--- SOURCE RECORDS ---
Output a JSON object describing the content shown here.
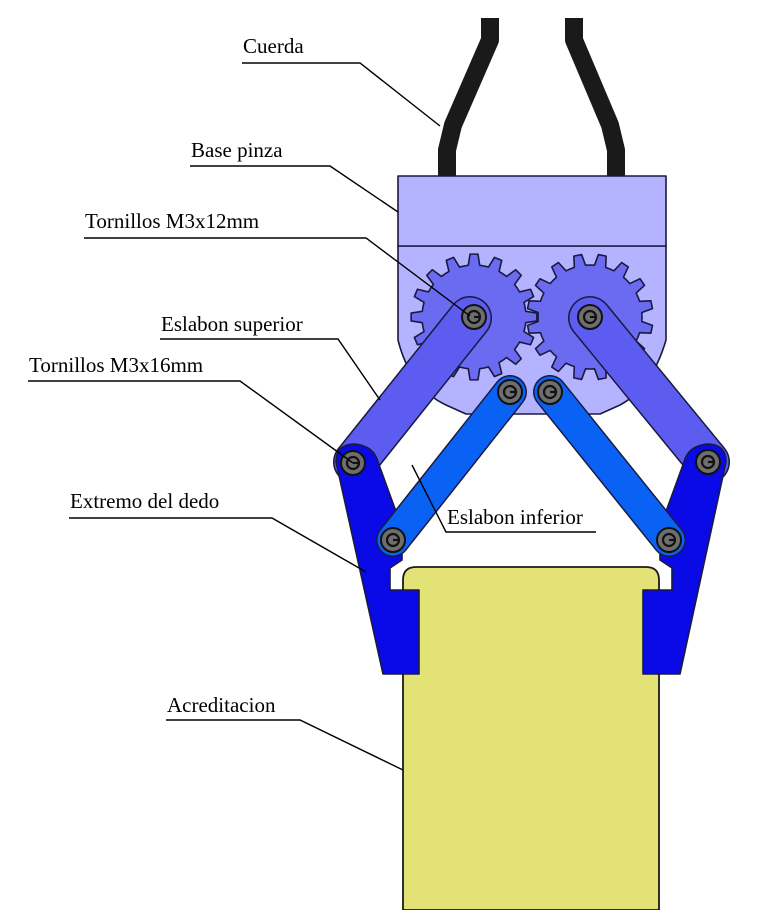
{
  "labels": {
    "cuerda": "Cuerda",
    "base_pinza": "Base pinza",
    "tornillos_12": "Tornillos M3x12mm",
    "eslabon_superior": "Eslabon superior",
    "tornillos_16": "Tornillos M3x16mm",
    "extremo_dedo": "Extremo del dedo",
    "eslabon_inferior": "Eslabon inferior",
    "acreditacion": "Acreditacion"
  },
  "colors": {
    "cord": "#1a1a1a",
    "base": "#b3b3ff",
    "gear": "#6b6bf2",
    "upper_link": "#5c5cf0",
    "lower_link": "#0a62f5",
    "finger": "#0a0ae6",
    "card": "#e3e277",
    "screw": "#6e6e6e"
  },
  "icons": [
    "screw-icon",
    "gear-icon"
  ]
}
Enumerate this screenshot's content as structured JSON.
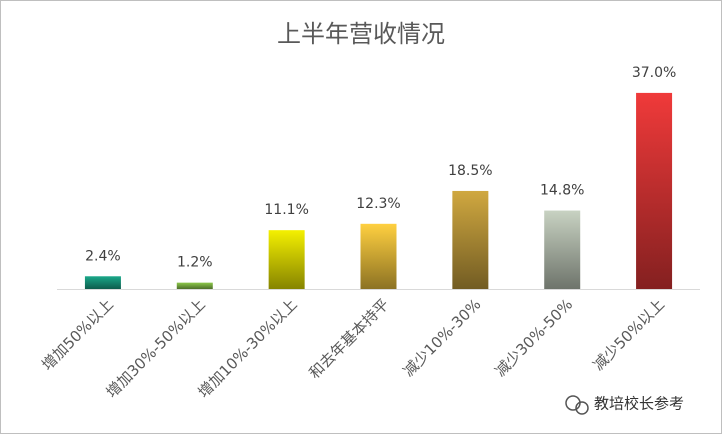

...

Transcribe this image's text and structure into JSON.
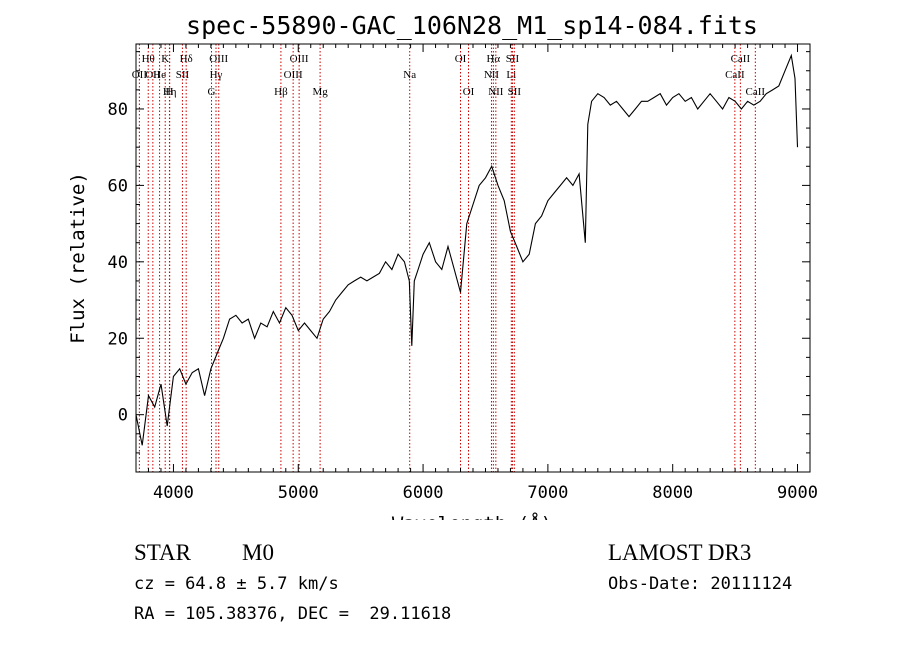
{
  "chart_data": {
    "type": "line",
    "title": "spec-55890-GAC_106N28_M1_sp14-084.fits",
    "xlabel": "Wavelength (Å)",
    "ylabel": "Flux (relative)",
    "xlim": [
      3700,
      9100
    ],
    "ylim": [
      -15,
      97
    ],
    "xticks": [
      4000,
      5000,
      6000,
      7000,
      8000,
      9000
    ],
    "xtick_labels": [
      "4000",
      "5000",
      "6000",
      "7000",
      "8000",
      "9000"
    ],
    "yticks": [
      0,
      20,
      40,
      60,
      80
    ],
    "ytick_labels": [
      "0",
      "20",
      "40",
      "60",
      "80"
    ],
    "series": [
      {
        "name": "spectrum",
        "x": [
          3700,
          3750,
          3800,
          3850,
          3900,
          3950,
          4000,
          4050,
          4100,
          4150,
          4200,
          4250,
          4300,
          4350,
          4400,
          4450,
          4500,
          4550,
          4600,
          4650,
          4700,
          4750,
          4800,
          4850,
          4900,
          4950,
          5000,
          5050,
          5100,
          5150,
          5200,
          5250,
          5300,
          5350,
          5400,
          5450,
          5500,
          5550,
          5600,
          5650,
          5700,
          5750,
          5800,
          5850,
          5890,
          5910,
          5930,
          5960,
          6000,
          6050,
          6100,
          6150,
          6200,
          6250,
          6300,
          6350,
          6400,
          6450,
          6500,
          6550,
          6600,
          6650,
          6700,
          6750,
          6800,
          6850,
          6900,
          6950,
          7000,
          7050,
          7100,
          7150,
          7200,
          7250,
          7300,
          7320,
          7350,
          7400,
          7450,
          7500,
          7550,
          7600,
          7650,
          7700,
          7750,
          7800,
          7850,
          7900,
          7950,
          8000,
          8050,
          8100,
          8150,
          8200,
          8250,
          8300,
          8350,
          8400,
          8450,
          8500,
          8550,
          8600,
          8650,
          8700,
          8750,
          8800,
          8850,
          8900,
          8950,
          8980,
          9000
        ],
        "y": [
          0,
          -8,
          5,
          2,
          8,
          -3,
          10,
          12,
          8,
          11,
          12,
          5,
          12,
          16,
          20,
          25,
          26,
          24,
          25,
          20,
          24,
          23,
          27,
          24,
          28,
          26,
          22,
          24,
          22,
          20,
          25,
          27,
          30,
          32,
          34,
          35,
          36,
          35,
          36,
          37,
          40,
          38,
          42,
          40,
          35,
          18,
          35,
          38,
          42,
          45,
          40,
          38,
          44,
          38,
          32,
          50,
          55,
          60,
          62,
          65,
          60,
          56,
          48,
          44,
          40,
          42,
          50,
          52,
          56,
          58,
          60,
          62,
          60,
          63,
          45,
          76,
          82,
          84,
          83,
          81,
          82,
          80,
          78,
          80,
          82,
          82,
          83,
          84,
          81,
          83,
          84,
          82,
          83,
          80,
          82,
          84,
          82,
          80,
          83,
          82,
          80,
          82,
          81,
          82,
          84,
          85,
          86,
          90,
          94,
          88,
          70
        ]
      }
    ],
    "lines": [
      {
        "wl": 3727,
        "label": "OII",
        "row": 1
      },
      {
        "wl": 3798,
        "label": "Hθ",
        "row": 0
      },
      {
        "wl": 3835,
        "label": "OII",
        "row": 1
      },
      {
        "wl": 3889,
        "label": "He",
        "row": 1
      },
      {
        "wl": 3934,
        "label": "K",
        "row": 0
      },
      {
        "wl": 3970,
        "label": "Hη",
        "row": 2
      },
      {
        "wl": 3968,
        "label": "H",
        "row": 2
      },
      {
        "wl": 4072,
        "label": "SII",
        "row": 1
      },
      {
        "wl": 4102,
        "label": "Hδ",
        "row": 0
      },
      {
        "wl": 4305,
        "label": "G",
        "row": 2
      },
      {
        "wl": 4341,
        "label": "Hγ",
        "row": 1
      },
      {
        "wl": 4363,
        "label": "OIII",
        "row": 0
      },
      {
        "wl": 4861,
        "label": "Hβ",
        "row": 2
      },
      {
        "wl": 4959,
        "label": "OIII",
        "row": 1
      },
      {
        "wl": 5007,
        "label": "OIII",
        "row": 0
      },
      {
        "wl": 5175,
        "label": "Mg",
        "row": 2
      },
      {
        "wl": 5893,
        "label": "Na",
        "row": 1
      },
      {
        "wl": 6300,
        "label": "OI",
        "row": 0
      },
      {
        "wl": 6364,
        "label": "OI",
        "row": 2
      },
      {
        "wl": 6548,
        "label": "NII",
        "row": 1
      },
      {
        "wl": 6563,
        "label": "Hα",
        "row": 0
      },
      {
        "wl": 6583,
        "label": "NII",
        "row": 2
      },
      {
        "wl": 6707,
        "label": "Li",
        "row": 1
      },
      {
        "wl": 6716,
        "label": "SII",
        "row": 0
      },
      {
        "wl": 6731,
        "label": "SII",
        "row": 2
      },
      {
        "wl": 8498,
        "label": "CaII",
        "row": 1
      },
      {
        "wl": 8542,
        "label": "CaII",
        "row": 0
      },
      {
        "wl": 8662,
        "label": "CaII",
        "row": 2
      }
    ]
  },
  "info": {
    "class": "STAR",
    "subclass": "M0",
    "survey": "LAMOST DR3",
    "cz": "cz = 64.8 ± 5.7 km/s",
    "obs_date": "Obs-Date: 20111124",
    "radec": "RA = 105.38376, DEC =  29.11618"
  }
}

==

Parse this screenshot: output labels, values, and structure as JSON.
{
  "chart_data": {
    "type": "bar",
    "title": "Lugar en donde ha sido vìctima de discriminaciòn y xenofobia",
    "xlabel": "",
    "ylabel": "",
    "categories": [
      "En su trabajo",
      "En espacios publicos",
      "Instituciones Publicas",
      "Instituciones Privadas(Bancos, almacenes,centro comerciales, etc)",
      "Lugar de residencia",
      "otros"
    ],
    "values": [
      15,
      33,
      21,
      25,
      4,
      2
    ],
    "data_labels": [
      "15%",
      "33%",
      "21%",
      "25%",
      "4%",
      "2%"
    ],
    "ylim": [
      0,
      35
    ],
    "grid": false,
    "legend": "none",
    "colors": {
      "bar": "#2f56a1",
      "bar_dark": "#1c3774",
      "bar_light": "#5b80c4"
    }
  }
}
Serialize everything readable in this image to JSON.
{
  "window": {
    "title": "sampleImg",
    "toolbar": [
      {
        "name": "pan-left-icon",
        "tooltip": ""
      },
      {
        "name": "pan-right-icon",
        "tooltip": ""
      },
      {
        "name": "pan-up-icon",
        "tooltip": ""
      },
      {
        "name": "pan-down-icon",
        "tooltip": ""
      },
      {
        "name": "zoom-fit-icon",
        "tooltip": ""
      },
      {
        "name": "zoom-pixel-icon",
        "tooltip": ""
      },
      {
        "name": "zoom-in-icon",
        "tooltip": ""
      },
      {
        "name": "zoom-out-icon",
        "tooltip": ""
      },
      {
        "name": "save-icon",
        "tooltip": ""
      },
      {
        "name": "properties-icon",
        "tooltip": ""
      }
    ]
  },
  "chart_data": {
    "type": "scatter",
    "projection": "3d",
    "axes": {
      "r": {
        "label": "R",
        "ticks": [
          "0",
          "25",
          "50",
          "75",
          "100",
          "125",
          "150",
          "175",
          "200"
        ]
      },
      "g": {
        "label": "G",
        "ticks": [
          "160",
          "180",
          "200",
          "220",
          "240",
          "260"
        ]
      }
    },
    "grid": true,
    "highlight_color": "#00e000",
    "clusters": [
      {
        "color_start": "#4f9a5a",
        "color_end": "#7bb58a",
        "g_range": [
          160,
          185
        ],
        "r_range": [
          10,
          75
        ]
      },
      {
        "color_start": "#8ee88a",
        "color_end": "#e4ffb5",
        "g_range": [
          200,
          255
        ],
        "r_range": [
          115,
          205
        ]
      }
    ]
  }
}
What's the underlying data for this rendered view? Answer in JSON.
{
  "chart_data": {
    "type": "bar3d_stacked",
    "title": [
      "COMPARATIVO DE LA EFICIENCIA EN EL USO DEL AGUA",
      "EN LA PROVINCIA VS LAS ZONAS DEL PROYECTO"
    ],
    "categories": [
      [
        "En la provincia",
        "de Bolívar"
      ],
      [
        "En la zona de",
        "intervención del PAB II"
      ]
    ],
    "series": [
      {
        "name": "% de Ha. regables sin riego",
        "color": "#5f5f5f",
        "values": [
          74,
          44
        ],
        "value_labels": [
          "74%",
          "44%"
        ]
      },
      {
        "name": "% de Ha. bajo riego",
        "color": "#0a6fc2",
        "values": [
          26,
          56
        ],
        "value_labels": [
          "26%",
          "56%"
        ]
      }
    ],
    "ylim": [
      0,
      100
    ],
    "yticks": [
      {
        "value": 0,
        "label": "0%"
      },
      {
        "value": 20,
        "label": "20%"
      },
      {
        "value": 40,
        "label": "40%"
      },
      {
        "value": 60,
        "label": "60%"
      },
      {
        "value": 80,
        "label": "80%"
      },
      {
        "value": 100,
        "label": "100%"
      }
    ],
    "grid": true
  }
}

--- DO THIS ---
Leaving the pictures out, write out exactly the lines from the line containing "Output a JSON" through the line containing "Enumerate this screenshot's", both included.

--- WRITTEN RESPONSE ---
Output a JSON object describing the content shown here.
{
  "labels": {
    "cuerda": "Cuerda",
    "base_pinza": "Base pinza",
    "tornillos_12": "Tornillos M3x12mm",
    "eslabon_superior": "Eslabon superior",
    "tornillos_16": "Tornillos M3x16mm",
    "extremo_dedo": "Extremo del dedo",
    "eslabon_inferior": "Eslabon inferior",
    "acreditacion": "Acreditacion"
  },
  "colors": {
    "cord": "#1a1a1a",
    "base": "#b3b3ff",
    "gear": "#6b6bf2",
    "upper_link": "#5c5cf0",
    "lower_link": "#0a62f5",
    "finger": "#0a0ae6",
    "card": "#e3e277",
    "screw": "#6e6e6e"
  },
  "icons": [
    "screw-icon",
    "gear-icon"
  ]
}
Enumerate this screenshot's content as structured JSON.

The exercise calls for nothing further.